--- Excerpted records ---
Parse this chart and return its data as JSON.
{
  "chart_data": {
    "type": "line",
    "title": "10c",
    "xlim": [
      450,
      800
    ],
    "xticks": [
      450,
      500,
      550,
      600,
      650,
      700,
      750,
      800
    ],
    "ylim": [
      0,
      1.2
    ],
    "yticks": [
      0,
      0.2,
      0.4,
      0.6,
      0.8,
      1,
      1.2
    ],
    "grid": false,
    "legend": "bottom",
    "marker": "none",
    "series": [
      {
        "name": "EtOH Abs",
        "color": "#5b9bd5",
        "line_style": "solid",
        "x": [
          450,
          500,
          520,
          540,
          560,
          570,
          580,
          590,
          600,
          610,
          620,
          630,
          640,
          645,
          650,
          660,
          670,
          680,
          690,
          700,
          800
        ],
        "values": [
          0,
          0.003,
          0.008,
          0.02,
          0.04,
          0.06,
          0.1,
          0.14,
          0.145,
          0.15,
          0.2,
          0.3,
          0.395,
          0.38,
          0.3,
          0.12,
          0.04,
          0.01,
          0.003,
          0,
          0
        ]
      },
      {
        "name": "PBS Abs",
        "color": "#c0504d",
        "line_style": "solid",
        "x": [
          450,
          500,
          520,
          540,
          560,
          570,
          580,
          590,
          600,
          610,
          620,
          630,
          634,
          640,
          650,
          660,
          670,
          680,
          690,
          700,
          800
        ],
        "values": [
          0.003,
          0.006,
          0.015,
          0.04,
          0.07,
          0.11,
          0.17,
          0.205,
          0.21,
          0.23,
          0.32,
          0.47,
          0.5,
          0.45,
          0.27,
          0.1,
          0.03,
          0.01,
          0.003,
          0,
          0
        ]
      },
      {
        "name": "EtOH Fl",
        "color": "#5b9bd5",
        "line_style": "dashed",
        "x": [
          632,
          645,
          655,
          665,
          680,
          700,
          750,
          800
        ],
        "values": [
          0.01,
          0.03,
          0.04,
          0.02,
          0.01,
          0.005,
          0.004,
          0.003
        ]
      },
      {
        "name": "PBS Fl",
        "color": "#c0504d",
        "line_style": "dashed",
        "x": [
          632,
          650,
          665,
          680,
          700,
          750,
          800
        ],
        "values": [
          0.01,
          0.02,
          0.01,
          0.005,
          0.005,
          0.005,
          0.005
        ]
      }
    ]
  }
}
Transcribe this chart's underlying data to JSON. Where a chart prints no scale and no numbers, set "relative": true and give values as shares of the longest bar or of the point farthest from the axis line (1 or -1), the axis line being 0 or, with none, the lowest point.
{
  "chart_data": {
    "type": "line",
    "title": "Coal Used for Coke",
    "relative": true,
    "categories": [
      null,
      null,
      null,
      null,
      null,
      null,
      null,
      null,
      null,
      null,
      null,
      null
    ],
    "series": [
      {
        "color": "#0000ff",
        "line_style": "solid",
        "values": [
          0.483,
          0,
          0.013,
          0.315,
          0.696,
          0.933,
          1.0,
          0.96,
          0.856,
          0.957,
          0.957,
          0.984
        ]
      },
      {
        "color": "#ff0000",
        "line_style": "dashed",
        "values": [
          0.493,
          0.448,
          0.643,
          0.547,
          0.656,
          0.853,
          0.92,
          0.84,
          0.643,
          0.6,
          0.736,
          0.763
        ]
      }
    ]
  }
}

--- What you need to do ---
Give the number of lines in the data that contain "none", with no other words.

--- Solution ---
2